Print all the records exactly, please.

[Collected data]
_____
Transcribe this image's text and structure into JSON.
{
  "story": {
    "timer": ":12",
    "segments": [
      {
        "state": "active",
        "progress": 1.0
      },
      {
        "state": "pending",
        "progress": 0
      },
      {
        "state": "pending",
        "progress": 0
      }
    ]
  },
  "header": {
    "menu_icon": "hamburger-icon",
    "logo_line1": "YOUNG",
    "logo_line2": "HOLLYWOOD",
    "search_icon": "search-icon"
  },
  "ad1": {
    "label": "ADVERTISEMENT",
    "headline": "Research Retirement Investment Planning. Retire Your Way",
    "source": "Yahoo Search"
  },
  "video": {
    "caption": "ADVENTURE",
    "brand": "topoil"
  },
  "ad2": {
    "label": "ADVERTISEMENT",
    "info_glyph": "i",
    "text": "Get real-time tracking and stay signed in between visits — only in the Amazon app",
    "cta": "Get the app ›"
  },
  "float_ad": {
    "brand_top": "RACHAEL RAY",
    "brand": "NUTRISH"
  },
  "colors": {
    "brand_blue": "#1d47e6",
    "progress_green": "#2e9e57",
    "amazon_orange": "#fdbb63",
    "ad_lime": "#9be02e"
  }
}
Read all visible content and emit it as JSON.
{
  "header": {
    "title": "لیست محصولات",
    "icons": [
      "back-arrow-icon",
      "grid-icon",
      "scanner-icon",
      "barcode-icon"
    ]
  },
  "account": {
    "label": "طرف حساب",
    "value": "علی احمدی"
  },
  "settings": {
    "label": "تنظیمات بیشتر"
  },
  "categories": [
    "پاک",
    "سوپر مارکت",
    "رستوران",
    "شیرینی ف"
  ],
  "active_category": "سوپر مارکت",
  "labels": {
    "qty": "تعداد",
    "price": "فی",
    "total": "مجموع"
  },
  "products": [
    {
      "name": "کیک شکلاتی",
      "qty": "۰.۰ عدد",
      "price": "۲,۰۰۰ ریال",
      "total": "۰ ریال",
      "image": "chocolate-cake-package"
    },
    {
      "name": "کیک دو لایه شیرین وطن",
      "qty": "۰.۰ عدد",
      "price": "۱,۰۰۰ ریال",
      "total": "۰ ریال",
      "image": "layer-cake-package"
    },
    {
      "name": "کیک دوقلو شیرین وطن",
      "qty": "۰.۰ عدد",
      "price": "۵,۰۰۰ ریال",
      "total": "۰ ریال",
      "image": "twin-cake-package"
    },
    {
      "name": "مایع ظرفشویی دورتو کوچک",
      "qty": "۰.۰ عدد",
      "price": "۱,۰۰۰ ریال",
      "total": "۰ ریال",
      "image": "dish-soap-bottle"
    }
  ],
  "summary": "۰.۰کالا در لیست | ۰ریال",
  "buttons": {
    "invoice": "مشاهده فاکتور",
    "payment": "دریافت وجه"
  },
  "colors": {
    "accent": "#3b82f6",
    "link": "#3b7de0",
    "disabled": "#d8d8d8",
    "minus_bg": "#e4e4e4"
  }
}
_____
_Exercise result_.
Transcribe this image's text and structure into JSON.
{
  "story": {
    "timer": ":12",
    "segments": [
      {
        "state": "active",
        "progress": 1.0
      },
      {
        "state": "pending",
        "progress": 0
      },
      {
        "state": "pending",
        "progress": 0
      }
    ]
  },
  "header": {
    "menu_icon": "hamburger-icon",
    "logo_line1": "YOUNG",
    "logo_line2": "HOLLYWOOD",
    "search_icon": "search-icon"
  },
  "ad1": {
    "label": "ADVERTISEMENT",
    "headline": "Research Retirement Investment Planning. Retire Your Way",
    "source": "Yahoo Search"
  },
  "video": {
    "caption": "ADVENTURE",
    "brand": "topoil"
  },
  "ad2": {
    "label": "ADVERTISEMENT",
    "info_glyph": "i",
    "text": "Get real-time tracking and stay signed in between visits — only in the Amazon app",
    "cta": "Get the app ›"
  },
  "float_ad": {
    "brand_top": "RACHAEL RAY",
    "brand": "NUTRISH"
  },
  "colors": {
    "brand_blue": "#1d47e6",
    "progress_green": "#2e9e57",
    "amazon_orange": "#fdbb63",
    "ad_lime": "#9be02e"
  }
}
Read all visible content and emit it as JSON.
{
  "header": {
    "title": "لیست محصولات",
    "icons": [
      "back-arrow-icon",
      "grid-icon",
      "scanner-icon",
      "barcode-icon"
    ]
  },
  "account": {
    "label": "طرف حساب",
    "value": "علی احمدی"
  },
  "settings": {
    "label": "تنظیمات بیشتر"
  },
  "categories": [
    "پاک",
    "سوپر مارکت",
    "رستوران",
    "شیرینی ف"
  ],
  "active_category": "سوپر مارکت",
  "labels": {
    "qty": "تعداد",
    "price": "فی",
    "total": "مجموع"
  },
  "products": [
    {
      "name": "کیک شکلاتی",
      "qty": "۰.۰ عدد",
      "price": "۲,۰۰۰ ریال",
      "total": "۰ ریال",
      "image": "chocolate-cake-package"
    },
    {
      "name": "کیک دو لایه شیرین وطن",
      "qty": "۰.۰ عدد",
      "price": "۱,۰۰۰ ریال",
      "total": "۰ ریال",
      "image": "layer-cake-package"
    },
    {
      "name": "کیک دوقلو شیرین وطن",
      "qty": "۰.۰ عدد",
      "price": "۵,۰۰۰ ریال",
      "total": "۰ ریال",
      "image": "twin-cake-package"
    },
    {
      "name": "مایع ظرفشویی دورتو کوچک",
      "qty": "۰.۰ عدد",
      "price": "۱,۰۰۰ ریال",
      "total": "۰ ریال",
      "image": "dish-soap-bottle"
    }
  ],
  "summary": "۰.۰کالا در لیست | ۰ریال",
  "buttons": {
    "invoice": "مشاهده فاکتور",
    "payment": "دریافت وجه"
  },
  "colors": {
    "accent": "#3b82f6",
    "link": "#3b7de0",
    "disabled": "#d8d8d8",
    "minus_bg": "#e4e4e4"
  }
}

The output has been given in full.